## START Material supplied

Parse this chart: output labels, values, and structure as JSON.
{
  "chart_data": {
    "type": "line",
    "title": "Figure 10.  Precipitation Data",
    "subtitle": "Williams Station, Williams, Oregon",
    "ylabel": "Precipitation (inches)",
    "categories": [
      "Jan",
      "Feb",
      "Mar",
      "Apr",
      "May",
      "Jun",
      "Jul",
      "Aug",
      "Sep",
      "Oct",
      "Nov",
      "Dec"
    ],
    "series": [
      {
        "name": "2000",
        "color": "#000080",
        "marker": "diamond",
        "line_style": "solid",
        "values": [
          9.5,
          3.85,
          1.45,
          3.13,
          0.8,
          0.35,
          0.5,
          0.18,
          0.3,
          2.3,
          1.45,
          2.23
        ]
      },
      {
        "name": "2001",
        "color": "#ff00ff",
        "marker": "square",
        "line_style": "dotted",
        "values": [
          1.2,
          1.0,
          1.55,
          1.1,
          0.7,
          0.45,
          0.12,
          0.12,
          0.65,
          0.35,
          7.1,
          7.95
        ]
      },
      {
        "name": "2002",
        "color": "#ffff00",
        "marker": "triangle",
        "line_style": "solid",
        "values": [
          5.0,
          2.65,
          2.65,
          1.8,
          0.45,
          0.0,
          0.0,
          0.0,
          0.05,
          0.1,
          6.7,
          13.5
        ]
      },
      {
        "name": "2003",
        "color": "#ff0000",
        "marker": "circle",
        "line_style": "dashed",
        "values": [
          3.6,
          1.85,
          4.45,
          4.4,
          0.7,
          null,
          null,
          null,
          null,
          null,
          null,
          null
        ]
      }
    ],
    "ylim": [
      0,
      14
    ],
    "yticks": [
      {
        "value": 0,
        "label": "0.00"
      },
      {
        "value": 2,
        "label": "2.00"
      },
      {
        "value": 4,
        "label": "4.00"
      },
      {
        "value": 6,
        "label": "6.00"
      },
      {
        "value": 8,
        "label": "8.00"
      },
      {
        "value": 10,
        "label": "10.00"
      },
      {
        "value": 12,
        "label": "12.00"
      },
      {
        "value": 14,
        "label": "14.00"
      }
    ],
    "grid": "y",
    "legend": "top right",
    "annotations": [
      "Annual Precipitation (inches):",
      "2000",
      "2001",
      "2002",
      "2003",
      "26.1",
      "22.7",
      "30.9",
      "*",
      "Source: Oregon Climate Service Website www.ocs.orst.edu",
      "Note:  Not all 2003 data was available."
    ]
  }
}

## END Material supplied

- **Written task**: Copy each line of the listing that contains the string "name".

- **Reply to the task**:
        "name": "2000",
        "name": "2001",
        "name": "2002",
        "name": "2003",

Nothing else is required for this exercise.